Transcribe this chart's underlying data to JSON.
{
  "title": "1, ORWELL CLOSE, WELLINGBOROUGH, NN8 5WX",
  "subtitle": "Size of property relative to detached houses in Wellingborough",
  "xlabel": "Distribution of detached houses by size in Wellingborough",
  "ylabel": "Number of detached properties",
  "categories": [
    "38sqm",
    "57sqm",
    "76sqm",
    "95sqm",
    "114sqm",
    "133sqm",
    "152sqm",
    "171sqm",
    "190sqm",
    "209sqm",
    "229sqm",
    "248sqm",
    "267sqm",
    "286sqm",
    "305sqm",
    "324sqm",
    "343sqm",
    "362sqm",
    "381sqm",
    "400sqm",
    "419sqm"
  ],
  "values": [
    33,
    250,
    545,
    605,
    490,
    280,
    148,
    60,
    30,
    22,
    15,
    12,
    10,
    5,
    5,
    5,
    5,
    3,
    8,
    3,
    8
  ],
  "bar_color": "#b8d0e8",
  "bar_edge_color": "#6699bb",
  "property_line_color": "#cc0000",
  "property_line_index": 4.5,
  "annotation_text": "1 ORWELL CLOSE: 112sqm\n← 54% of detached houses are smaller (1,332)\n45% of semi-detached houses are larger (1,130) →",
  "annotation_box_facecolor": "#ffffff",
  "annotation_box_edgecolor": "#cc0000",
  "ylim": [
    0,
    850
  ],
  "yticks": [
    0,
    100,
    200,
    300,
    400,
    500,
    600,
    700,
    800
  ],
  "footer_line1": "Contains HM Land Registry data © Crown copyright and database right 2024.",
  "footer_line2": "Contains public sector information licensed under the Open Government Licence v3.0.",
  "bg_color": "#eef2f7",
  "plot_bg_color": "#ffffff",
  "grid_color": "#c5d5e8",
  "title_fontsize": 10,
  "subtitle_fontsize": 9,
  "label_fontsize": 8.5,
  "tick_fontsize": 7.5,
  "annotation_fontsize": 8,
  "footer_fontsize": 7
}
# # # # # # #
◆ EXERCISE DESCRIPTION: Look through the records and gather every line containing "data".

◆ RESPONSE TO THE TASK:
Transcribe this chart's underlying data to JSON.
  "footer_line1": "Contains HM Land Registry data © Crown copyright and database right 2024.",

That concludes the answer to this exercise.